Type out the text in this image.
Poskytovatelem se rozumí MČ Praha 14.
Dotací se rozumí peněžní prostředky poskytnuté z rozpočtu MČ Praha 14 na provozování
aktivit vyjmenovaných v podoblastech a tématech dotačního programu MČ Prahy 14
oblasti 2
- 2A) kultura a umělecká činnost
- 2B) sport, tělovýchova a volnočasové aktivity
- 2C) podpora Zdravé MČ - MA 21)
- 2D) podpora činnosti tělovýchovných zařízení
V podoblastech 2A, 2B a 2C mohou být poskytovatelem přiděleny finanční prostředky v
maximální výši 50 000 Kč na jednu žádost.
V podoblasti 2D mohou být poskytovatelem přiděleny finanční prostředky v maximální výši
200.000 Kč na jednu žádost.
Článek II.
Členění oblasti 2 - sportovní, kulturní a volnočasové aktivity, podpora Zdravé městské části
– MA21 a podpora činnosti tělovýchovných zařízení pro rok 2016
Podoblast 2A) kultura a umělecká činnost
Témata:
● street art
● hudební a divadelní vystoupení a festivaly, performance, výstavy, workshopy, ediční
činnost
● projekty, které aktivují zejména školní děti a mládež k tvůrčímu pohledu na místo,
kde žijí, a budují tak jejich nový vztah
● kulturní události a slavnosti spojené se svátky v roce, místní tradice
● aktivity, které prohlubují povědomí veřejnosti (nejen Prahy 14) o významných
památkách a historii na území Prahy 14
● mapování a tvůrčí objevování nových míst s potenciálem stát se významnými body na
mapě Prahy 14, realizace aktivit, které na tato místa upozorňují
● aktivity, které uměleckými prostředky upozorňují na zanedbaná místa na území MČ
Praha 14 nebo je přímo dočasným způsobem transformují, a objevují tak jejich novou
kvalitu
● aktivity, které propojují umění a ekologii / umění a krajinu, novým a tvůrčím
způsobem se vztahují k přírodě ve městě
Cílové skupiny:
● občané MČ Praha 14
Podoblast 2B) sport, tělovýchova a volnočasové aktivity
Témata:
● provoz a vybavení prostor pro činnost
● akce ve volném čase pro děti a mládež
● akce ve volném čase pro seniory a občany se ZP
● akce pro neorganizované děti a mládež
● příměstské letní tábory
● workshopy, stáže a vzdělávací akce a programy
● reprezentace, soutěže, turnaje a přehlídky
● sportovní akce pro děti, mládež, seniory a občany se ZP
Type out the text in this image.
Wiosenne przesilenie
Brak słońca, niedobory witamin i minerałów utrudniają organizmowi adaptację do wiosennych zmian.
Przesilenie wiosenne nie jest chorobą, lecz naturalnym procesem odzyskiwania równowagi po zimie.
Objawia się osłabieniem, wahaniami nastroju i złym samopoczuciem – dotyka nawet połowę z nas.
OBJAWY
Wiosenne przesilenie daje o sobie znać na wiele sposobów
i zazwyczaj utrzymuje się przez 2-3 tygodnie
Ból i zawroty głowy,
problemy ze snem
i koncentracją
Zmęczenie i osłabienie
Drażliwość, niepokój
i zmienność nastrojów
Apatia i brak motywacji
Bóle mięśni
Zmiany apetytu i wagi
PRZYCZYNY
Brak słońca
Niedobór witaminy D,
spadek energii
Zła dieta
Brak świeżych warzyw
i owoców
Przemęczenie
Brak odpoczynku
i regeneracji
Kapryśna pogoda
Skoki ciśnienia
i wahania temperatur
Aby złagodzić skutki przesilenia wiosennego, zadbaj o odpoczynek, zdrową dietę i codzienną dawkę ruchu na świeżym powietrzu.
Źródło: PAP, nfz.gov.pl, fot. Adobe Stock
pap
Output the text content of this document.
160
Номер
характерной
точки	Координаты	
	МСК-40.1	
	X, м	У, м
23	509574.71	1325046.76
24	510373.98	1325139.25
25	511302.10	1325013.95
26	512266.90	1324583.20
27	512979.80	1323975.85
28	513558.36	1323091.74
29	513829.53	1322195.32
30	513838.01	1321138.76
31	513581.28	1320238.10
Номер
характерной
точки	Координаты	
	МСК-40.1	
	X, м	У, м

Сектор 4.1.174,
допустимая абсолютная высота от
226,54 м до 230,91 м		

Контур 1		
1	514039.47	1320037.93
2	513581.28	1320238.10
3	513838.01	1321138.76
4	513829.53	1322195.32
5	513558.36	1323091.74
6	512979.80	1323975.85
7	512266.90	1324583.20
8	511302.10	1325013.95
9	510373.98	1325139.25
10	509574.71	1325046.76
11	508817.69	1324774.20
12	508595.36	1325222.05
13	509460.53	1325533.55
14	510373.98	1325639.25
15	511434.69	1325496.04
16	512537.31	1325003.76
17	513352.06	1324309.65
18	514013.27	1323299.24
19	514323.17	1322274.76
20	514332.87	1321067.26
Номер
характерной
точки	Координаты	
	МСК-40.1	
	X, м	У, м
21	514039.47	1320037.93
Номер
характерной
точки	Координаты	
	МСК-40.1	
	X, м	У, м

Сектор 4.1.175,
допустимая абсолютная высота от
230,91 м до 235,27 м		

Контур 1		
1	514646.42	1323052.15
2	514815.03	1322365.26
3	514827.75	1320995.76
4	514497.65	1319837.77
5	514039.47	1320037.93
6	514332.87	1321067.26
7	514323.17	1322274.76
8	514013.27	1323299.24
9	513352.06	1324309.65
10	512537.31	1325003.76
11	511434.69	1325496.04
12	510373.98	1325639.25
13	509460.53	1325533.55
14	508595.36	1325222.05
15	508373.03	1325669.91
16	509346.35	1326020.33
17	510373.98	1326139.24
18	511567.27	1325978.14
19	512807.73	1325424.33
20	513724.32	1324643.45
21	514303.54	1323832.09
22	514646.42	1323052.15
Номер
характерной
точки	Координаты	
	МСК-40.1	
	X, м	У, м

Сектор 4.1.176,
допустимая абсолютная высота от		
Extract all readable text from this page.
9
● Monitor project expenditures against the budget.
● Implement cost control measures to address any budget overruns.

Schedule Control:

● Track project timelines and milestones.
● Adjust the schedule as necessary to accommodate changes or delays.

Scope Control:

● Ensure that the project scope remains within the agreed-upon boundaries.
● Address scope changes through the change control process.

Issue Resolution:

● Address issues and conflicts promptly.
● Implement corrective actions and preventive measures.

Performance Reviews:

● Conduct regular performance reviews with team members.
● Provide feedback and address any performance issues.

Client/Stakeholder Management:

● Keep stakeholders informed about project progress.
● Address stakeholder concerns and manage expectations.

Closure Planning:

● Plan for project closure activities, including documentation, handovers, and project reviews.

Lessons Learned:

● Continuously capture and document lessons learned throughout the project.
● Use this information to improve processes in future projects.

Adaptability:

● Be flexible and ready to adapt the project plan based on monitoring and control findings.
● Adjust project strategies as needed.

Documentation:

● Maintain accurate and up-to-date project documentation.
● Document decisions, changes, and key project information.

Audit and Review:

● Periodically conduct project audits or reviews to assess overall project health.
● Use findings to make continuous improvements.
______________________________
• Your goal
Every entry above should be retyped exactly as shown.

• Output below
Type out the text in this image.
Poskytovatelem se rozumí MČ Praha 14.
Dotací se rozumí peněžní prostředky poskytnuté z rozpočtu MČ Praha 14 na provozování
aktivit vyjmenovaných v podoblastech a tématech dotačního programu MČ Prahy 14
oblasti 2
- 2A) kultura a umělecká činnost
- 2B) sport, tělovýchova a volnočasové aktivity
- 2C) podpora Zdravé MČ - MA 21)
- 2D) podpora činnosti tělovýchovných zařízení
V podoblastech 2A, 2B a 2C mohou být poskytovatelem přiděleny finanční prostředky v
maximální výši 50 000 Kč na jednu žádost.
V podoblasti 2D mohou být poskytovatelem přiděleny finanční prostředky v maximální výši
200.000 Kč na jednu žádost.
Článek II.
Členění oblasti 2 - sportovní, kulturní a volnočasové aktivity, podpora Zdravé městské části
– MA21 a podpora činnosti tělovýchovných zařízení pro rok 2016
Podoblast 2A) kultura a umělecká činnost
Témata:
● street art
● hudební a divadelní vystoupení a festivaly, performance, výstavy, workshopy, ediční
činnost
● projekty, které aktivují zejména školní děti a mládež k tvůrčímu pohledu na místo,
kde žijí, a budují tak jejich nový vztah
● kulturní události a slavnosti spojené se svátky v roce, místní tradice
● aktivity, které prohlubují povědomí veřejnosti (nejen Prahy 14) o významných
památkách a historii na území Prahy 14
● mapování a tvůrčí objevování nových míst s potenciálem stát se významnými body na
mapě Prahy 14, realizace aktivit, které na tato místa upozorňují
● aktivity, které uměleckými prostředky upozorňují na zanedbaná místa na území MČ
Praha 14 nebo je přímo dočasným způsobem transformují, a objevují tak jejich novou
kvalitu
● aktivity, které propojují umění a ekologii / umění a krajinu, novým a tvůrčím
způsobem se vztahují k přírodě ve městě
Cílové skupiny:
● občané MČ Praha 14
Podoblast 2B) sport, tělovýchova a volnočasové aktivity
Témata:
● provoz a vybavení prostor pro činnost
● akce ve volném čase pro děti a mládež
● akce ve volném čase pro seniory a občany se ZP
● akce pro neorganizované děti a mládež
● příměstské letní tábory
● workshopy, stáže a vzdělávací akce a programy
● reprezentace, soutěže, turnaje a přehlídky
● sportovní akce pro děti, mládež, seniory a občany se ZP
Type out the text in this image.
Wiosenne przesilenie
Brak słońca, niedobory witamin i minerałów utrudniają organizmowi adaptację do wiosennych zmian.
Przesilenie wiosenne nie jest chorobą, lecz naturalnym procesem odzyskiwania równowagi po zimie.
Objawia się osłabieniem, wahaniami nastroju i złym samopoczuciem – dotyka nawet połowę z nas.
OBJAWY
Wiosenne przesilenie daje o sobie znać na wiele sposobów
i zazwyczaj utrzymuje się przez 2-3 tygodnie
Ból i zawroty głowy,
problemy ze snem
i koncentracją
Zmęczenie i osłabienie
Drażliwość, niepokój
i zmienność nastrojów
Apatia i brak motywacji
Bóle mięśni
Zmiany apetytu i wagi
PRZYCZYNY
Brak słońca
Niedobór witaminy D,
spadek energii
Zła dieta
Brak świeżych warzyw
i owoców
Przemęczenie
Brak odpoczynku
i regeneracji
Kapryśna pogoda
Skoki ciśnienia
i wahania temperatur
Aby złagodzić skutki przesilenia wiosennego, zadbaj o odpoczynek, zdrową dietę i codzienną dawkę ruchu na świeżym powietrzu.
Źródło: PAP, nfz.gov.pl, fot. Adobe Stock
pap
Output the text content of this document.
160
Номер
характерной
точки	Координаты	
	МСК-40.1	
	X, м	У, м
23	509574.71	1325046.76
24	510373.98	1325139.25
25	511302.10	1325013.95
26	512266.90	1324583.20
27	512979.80	1323975.85
28	513558.36	1323091.74
29	513829.53	1322195.32
30	513838.01	1321138.76
31	513581.28	1320238.10
Номер
характерной
точки	Координаты	
	МСК-40.1	
	X, м	У, м

Сектор 4.1.174,
допустимая абсолютная высота от
226,54 м до 230,91 м		

Контур 1		
1	514039.47	1320037.93
2	513581.28	1320238.10
3	513838.01	1321138.76
4	513829.53	1322195.32
5	513558.36	1323091.74
6	512979.80	1323975.85
7	512266.90	1324583.20
8	511302.10	1325013.95
9	510373.98	1325139.25
10	509574.71	1325046.76
11	508817.69	1324774.20
12	508595.36	1325222.05
13	509460.53	1325533.55
14	510373.98	1325639.25
15	511434.69	1325496.04
16	512537.31	1325003.76
17	513352.06	1324309.65
18	514013.27	1323299.24
19	514323.17	1322274.76
20	514332.87	1321067.26
Номер
характерной
точки	Координаты	
	МСК-40.1	
	X, м	У, м
21	514039.47	1320037.93
Номер
характерной
точки	Координаты	
	МСК-40.1	
	X, м	У, м

Сектор 4.1.175,
допустимая абсолютная высота от
230,91 м до 235,27 м		

Контур 1		
1	514646.42	1323052.15
2	514815.03	1322365.26
3	514827.75	1320995.76
4	514497.65	1319837.77
5	514039.47	1320037.93
6	514332.87	1321067.26
7	514323.17	1322274.76
8	514013.27	1323299.24
9	513352.06	1324309.65
10	512537.31	1325003.76
11	511434.69	1325496.04
12	510373.98	1325639.25
13	509460.53	1325533.55
14	508595.36	1325222.05
15	508373.03	1325669.91
16	509346.35	1326020.33
17	510373.98	1326139.24
18	511567.27	1325978.14
19	512807.73	1325424.33
20	513724.32	1324643.45
21	514303.54	1323832.09
22	514646.42	1323052.15
Номер
характерной
точки	Координаты	
	МСК-40.1	
	X, м	У, м

Сектор 4.1.176,
допустимая абсолютная высота от		
Extract all readable text from this page.
9
● Monitor project expenditures against the budget.
● Implement cost control measures to address any budget overruns.

Schedule Control:

● Track project timelines and milestones.
● Adjust the schedule as necessary to accommodate changes or delays.

Scope Control:

● Ensure that the project scope remains within the agreed-upon boundaries.
● Address scope changes through the change control process.

Issue Resolution:

● Address issues and conflicts promptly.
● Implement corrective actions and preventive measures.

Performance Reviews:

● Conduct regular performance reviews with team members.
● Provide feedback and address any performance issues.

Client/Stakeholder Management:

● Keep stakeholders informed about project progress.
● Address stakeholder concerns and manage expectations.

Closure Planning:

● Plan for project closure activities, including documentation, handovers, and project reviews.

Lessons Learned:

● Continuously capture and document lessons learned throughout the project.
● Use this information to improve processes in future projects.

Adaptability:

● Be flexible and ready to adapt the project plan based on monitoring and control findings.
● Adjust project strategies as needed.

Documentation:

● Maintain accurate and up-to-date project documentation.
● Document decisions, changes, and key project information.

Audit and Review:

● Periodically conduct project audits or reviews to assess overall project health.
● Use findings to make continuous improvements.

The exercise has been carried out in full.